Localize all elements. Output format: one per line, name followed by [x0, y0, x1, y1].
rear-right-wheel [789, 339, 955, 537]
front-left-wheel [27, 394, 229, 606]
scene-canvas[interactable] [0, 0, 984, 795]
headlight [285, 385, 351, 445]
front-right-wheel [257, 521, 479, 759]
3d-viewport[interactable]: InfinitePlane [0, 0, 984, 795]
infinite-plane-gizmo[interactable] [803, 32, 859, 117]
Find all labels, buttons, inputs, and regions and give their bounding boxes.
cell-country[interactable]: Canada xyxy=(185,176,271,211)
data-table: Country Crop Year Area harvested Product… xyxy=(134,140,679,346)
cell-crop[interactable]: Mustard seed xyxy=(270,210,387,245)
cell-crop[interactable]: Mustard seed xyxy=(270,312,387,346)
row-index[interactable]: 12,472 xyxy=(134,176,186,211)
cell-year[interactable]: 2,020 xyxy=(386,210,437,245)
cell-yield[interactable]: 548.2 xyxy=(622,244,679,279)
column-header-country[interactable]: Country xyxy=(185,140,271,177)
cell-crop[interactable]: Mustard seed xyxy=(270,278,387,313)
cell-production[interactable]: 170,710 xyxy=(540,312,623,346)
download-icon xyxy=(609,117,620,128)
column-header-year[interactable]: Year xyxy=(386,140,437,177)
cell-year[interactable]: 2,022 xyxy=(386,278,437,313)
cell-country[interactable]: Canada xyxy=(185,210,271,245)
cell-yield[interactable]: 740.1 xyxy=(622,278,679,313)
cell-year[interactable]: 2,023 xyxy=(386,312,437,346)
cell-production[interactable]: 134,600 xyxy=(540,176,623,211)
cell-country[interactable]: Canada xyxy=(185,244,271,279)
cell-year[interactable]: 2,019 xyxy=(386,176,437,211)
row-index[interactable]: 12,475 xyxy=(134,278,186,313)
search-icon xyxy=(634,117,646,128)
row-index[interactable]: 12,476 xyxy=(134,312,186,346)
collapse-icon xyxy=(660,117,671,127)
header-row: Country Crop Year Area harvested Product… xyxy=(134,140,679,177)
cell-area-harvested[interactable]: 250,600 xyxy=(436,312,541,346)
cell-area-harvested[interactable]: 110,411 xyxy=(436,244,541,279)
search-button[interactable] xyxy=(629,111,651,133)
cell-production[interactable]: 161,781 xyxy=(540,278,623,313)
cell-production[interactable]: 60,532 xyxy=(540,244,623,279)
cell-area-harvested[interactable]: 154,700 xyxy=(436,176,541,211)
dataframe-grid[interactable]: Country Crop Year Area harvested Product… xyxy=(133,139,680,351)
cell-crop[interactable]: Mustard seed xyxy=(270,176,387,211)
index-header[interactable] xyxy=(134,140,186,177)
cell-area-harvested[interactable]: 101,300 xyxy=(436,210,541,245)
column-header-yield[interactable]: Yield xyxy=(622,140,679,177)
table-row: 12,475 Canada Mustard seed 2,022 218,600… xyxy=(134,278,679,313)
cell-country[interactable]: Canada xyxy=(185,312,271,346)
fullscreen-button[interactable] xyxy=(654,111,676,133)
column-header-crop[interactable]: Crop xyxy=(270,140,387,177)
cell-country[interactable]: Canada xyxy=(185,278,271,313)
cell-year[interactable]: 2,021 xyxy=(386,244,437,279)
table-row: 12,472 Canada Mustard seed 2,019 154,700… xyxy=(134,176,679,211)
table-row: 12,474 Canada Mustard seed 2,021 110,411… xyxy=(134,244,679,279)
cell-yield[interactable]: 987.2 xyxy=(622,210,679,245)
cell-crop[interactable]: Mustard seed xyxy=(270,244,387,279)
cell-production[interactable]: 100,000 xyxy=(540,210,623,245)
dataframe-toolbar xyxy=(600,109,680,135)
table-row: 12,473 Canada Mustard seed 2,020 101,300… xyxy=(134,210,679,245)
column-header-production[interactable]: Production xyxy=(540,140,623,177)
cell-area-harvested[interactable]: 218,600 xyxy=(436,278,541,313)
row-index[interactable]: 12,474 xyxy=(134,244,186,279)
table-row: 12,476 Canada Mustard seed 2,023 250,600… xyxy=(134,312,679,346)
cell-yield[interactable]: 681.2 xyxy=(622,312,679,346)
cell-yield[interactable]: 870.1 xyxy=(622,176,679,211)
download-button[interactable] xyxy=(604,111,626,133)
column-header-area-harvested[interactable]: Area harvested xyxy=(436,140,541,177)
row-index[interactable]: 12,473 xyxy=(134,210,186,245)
──────
**Given task**.
Reproduce every line of the entries above verbatim, with each name, bracket, and coordinate unchanged and in the original order.

**Solution for this task**.
Localize all elements. Output format: one per line, name followed by [x0, y0, x1, y1].
rear-right-wheel [789, 339, 955, 537]
front-left-wheel [27, 394, 229, 606]
scene-canvas[interactable] [0, 0, 984, 795]
headlight [285, 385, 351, 445]
front-right-wheel [257, 521, 479, 759]
3d-viewport[interactable]: InfinitePlane [0, 0, 984, 795]
infinite-plane-gizmo[interactable] [803, 32, 859, 117]
Find all labels, buttons, inputs, and regions and give their bounding boxes.
cell-country[interactable]: Canada xyxy=(185,176,271,211)
data-table: Country Crop Year Area harvested Product… xyxy=(134,140,679,346)
cell-crop[interactable]: Mustard seed xyxy=(270,210,387,245)
cell-crop[interactable]: Mustard seed xyxy=(270,312,387,346)
row-index[interactable]: 12,472 xyxy=(134,176,186,211)
cell-year[interactable]: 2,020 xyxy=(386,210,437,245)
cell-yield[interactable]: 548.2 xyxy=(622,244,679,279)
column-header-country[interactable]: Country xyxy=(185,140,271,177)
cell-crop[interactable]: Mustard seed xyxy=(270,278,387,313)
cell-production[interactable]: 170,710 xyxy=(540,312,623,346)
download-icon xyxy=(609,117,620,128)
column-header-year[interactable]: Year xyxy=(386,140,437,177)
cell-year[interactable]: 2,022 xyxy=(386,278,437,313)
cell-country[interactable]: Canada xyxy=(185,210,271,245)
cell-yield[interactable]: 740.1 xyxy=(622,278,679,313)
cell-year[interactable]: 2,023 xyxy=(386,312,437,346)
cell-production[interactable]: 134,600 xyxy=(540,176,623,211)
cell-country[interactable]: Canada xyxy=(185,244,271,279)
cell-year[interactable]: 2,019 xyxy=(386,176,437,211)
row-index[interactable]: 12,475 xyxy=(134,278,186,313)
search-icon xyxy=(634,117,646,128)
row-index[interactable]: 12,476 xyxy=(134,312,186,346)
collapse-icon xyxy=(660,117,671,127)
header-row: Country Crop Year Area harvested Product… xyxy=(134,140,679,177)
cell-area-harvested[interactable]: 250,600 xyxy=(436,312,541,346)
cell-area-harvested[interactable]: 110,411 xyxy=(436,244,541,279)
search-button[interactable] xyxy=(629,111,651,133)
cell-production[interactable]: 161,781 xyxy=(540,278,623,313)
cell-production[interactable]: 60,532 xyxy=(540,244,623,279)
cell-area-harvested[interactable]: 154,700 xyxy=(436,176,541,211)
dataframe-grid[interactable]: Country Crop Year Area harvested Product… xyxy=(133,139,680,351)
cell-crop[interactable]: Mustard seed xyxy=(270,176,387,211)
index-header[interactable] xyxy=(134,140,186,177)
cell-area-harvested[interactable]: 101,300 xyxy=(436,210,541,245)
column-header-yield[interactable]: Yield xyxy=(622,140,679,177)
table-row: 12,475 Canada Mustard seed 2,022 218,600… xyxy=(134,278,679,313)
cell-country[interactable]: Canada xyxy=(185,312,271,346)
fullscreen-button[interactable] xyxy=(654,111,676,133)
column-header-crop[interactable]: Crop xyxy=(270,140,387,177)
cell-country[interactable]: Canada xyxy=(185,278,271,313)
cell-year[interactable]: 2,021 xyxy=(386,244,437,279)
table-row: 12,472 Canada Mustard seed 2,019 154,700… xyxy=(134,176,679,211)
table-row: 12,474 Canada Mustard seed 2,021 110,411… xyxy=(134,244,679,279)
cell-yield[interactable]: 987.2 xyxy=(622,210,679,245)
cell-crop[interactable]: Mustard seed xyxy=(270,244,387,279)
cell-production[interactable]: 100,000 xyxy=(540,210,623,245)
dataframe-toolbar xyxy=(600,109,680,135)
table-row: 12,473 Canada Mustard seed 2,020 101,300… xyxy=(134,210,679,245)
column-header-production[interactable]: Production xyxy=(540,140,623,177)
cell-area-harvested[interactable]: 218,600 xyxy=(436,278,541,313)
row-index[interactable]: 12,474 xyxy=(134,244,186,279)
table-row: 12,476 Canada Mustard seed 2,023 250,600… xyxy=(134,312,679,346)
cell-yield[interactable]: 681.2 xyxy=(622,312,679,346)
cell-yield[interactable]: 870.1 xyxy=(622,176,679,211)
download-button[interactable] xyxy=(604,111,626,133)
column-header-area-harvested[interactable]: Area harvested xyxy=(436,140,541,177)
row-index[interactable]: 12,473 xyxy=(134,210,186,245)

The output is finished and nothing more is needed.